_What you should do_:
Pull each line holding "priključene" out of the entries below.

_Excerpted records_:
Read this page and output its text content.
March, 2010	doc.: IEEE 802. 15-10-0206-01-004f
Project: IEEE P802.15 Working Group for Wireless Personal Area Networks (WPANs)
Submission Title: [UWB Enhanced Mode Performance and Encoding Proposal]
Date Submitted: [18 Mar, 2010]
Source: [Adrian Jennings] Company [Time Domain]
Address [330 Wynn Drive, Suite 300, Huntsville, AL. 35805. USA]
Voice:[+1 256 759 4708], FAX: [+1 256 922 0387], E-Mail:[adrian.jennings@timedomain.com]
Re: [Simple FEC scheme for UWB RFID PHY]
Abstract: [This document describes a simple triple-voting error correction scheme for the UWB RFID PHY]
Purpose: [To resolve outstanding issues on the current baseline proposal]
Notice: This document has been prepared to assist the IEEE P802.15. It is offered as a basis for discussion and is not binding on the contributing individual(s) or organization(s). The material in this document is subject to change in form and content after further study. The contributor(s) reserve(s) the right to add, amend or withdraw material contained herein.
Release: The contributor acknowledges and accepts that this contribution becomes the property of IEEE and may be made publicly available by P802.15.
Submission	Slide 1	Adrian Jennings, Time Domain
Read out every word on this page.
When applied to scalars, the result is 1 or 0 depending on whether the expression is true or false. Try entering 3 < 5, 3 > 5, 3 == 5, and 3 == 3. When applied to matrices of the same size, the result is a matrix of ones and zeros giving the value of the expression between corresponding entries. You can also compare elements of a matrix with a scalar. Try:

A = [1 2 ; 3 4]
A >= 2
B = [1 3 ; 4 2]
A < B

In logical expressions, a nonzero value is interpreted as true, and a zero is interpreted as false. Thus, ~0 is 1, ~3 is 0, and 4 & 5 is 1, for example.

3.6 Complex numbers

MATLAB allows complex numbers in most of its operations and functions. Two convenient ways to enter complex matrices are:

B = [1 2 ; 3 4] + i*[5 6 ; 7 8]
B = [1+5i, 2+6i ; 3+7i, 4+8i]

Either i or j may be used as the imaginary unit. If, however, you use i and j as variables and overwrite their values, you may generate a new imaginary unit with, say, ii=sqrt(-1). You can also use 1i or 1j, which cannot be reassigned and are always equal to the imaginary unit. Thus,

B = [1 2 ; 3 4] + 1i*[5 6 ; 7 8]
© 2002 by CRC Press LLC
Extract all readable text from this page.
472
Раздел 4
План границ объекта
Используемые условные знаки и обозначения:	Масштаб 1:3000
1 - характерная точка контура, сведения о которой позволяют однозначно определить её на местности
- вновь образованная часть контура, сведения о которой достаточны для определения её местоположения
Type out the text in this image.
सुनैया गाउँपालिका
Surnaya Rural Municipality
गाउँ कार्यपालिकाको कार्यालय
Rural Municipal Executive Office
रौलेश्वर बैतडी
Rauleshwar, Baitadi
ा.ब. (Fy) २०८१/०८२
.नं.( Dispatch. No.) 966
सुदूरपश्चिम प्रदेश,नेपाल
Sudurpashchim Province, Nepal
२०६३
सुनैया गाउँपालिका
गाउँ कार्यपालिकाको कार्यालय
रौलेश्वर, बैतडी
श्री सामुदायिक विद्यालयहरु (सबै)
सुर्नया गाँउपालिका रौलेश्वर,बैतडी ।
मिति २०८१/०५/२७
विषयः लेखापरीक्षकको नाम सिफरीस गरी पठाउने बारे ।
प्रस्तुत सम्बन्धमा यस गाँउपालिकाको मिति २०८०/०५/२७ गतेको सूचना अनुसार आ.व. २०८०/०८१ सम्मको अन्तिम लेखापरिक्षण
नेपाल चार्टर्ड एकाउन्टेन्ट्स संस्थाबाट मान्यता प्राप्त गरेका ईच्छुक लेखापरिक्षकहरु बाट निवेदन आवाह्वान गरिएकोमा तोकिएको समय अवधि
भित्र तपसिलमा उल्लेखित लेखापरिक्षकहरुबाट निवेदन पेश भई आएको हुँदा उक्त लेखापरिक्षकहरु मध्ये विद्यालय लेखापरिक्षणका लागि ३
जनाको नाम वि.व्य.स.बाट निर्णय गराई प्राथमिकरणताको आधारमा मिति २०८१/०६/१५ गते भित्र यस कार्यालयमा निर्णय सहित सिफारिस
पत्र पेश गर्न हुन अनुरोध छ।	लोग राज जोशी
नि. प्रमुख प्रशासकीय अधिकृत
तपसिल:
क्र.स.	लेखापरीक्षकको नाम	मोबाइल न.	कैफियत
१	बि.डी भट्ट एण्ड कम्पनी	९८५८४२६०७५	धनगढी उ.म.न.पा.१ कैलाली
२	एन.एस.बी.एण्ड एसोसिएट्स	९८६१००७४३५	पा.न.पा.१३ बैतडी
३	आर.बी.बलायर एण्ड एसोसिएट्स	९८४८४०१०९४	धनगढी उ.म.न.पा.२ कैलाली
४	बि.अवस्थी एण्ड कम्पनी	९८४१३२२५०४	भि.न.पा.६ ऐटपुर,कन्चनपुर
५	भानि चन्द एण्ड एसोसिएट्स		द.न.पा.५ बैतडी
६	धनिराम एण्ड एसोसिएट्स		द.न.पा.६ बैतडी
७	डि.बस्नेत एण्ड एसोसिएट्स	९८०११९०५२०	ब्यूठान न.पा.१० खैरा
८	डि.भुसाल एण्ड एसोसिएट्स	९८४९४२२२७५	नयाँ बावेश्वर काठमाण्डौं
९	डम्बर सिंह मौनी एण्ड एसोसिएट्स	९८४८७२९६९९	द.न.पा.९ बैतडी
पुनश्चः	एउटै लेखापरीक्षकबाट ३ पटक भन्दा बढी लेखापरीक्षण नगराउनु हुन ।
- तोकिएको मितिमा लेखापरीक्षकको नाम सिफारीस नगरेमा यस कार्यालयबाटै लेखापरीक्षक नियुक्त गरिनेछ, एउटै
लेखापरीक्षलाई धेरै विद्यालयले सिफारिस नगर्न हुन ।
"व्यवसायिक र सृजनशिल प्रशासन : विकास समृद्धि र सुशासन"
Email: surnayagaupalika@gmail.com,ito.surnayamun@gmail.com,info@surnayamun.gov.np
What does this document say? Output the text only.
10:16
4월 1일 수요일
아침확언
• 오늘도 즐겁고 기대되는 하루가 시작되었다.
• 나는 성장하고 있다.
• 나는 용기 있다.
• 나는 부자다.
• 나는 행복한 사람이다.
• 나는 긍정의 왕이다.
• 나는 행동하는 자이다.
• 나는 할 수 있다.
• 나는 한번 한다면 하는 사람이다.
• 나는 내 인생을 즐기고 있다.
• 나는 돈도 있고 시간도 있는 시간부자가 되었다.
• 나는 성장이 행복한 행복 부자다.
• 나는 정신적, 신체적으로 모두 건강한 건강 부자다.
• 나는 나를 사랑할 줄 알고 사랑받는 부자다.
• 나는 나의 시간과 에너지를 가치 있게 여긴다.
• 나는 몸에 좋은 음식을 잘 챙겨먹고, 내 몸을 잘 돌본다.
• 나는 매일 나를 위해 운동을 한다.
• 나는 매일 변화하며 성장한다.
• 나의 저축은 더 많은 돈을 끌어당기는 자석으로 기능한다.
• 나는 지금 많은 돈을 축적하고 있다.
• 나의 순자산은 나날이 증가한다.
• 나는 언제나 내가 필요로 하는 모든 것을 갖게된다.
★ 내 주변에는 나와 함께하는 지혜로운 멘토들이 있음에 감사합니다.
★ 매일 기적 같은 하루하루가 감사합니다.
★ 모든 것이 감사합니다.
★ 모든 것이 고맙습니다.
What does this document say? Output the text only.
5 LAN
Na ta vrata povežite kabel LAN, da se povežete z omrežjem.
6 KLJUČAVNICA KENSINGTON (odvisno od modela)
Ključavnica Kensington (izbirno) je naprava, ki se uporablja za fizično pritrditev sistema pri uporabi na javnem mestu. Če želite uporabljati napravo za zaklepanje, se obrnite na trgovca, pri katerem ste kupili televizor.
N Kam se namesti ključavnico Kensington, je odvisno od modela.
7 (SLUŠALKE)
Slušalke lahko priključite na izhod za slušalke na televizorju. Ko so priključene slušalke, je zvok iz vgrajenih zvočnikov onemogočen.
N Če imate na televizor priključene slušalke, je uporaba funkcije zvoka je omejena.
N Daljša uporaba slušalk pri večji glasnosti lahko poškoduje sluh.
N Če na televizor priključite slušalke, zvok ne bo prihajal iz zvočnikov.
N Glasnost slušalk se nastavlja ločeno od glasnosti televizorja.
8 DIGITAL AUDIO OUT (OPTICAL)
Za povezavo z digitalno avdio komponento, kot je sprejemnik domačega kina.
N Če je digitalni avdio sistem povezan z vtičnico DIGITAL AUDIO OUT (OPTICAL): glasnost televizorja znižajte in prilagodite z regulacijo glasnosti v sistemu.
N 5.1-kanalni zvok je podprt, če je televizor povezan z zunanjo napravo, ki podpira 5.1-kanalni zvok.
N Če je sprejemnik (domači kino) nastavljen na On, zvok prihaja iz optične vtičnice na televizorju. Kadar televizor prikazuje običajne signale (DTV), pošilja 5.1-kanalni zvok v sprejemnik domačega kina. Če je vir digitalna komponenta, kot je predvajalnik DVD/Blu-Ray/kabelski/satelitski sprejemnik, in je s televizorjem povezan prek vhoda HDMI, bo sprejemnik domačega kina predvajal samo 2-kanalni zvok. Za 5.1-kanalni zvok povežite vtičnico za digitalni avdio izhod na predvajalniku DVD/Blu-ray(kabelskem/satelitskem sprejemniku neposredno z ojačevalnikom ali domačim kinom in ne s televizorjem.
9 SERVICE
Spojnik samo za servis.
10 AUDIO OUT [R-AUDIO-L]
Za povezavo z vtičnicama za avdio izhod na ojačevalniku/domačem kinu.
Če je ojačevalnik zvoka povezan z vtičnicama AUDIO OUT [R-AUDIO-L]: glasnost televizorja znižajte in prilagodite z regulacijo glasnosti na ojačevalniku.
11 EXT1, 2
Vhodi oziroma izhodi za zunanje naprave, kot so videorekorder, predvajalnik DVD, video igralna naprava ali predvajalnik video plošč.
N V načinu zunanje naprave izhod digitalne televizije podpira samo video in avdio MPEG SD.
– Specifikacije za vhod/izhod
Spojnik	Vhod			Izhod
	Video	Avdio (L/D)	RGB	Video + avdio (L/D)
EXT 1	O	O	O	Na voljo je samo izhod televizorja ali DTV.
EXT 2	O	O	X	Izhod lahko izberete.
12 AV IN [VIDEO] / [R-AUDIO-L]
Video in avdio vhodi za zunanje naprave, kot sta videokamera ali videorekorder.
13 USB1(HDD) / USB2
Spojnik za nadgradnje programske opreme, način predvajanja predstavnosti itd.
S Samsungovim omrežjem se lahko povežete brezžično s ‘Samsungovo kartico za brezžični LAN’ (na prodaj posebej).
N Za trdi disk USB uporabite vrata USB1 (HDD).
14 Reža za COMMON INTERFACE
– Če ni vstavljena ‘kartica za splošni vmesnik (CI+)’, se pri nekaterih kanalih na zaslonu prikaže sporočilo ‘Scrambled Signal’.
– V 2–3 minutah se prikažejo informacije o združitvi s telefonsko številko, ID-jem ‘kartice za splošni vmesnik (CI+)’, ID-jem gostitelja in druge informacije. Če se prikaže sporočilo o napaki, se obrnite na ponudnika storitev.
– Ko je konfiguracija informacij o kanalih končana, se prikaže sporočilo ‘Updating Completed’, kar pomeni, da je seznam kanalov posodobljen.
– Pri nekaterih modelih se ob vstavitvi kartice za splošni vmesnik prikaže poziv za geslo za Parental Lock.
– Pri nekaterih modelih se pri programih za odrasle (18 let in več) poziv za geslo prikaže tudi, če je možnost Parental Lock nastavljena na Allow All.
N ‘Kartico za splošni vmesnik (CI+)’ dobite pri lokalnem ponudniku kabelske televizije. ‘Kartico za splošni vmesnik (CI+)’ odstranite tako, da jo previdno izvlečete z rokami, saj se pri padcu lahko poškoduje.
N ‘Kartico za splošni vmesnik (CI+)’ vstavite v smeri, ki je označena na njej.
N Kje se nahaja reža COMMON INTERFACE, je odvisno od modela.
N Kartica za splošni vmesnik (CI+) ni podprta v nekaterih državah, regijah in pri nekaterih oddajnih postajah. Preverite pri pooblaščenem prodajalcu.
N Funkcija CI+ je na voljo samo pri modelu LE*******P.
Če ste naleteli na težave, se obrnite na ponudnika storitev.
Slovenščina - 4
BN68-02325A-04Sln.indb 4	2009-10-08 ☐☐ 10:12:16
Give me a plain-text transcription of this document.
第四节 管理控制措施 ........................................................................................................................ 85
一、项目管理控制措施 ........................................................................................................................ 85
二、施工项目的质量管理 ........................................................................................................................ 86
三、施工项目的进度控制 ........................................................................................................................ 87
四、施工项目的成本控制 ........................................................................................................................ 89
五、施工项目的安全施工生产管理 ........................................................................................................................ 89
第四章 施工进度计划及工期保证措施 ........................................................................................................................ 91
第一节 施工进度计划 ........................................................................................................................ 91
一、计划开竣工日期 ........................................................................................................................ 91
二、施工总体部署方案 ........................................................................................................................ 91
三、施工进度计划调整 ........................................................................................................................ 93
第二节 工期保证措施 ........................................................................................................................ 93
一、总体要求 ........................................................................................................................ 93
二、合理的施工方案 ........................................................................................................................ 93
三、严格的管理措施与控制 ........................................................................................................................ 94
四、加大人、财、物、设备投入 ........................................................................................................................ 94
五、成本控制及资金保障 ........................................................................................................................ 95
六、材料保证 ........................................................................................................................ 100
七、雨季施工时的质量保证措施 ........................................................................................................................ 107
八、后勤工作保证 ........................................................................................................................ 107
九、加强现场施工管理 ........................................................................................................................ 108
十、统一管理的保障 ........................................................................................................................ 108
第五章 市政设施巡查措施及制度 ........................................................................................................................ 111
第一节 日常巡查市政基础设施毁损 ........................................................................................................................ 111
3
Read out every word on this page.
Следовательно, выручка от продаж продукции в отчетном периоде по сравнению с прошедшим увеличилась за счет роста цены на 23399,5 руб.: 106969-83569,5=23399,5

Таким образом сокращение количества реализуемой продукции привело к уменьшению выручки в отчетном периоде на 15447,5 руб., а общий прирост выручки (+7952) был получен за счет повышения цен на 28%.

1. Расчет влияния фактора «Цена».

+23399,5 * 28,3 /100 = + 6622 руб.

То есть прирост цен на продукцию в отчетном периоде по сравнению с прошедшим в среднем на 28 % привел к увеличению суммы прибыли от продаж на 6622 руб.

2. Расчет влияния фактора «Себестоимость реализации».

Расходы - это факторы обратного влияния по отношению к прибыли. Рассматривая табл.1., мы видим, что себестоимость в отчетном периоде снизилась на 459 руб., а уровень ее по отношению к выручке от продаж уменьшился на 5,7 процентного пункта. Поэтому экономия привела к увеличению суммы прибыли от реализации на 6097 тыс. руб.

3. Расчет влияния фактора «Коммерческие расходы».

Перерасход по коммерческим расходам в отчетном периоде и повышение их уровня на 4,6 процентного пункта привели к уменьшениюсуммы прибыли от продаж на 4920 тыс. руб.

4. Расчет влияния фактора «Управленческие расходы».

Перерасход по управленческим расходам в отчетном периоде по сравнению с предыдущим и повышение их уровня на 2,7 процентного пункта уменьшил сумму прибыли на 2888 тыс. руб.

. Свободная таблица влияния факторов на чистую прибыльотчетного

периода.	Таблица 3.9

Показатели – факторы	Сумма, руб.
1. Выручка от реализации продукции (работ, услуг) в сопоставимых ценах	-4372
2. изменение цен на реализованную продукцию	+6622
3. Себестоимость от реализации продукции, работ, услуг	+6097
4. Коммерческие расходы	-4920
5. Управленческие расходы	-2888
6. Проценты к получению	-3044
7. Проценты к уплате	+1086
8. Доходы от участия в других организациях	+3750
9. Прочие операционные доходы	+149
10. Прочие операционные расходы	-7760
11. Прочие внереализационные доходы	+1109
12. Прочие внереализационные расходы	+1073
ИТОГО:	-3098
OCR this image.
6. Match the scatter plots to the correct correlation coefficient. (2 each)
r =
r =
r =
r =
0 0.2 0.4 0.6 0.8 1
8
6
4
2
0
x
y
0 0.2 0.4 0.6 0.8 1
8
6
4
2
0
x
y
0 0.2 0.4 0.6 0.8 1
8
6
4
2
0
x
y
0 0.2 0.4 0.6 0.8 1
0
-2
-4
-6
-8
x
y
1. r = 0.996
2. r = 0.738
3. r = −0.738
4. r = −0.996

_Finished answer_:
Slušalke lahko priključite na izhod za slušalke na televizorju. Ko so priključene slušalke, je zvok iz vgrajenih zvočnikov onemogočen.
N Če imate na televizor priključene slušalke, je uporaba funkcije zvoka je omejena.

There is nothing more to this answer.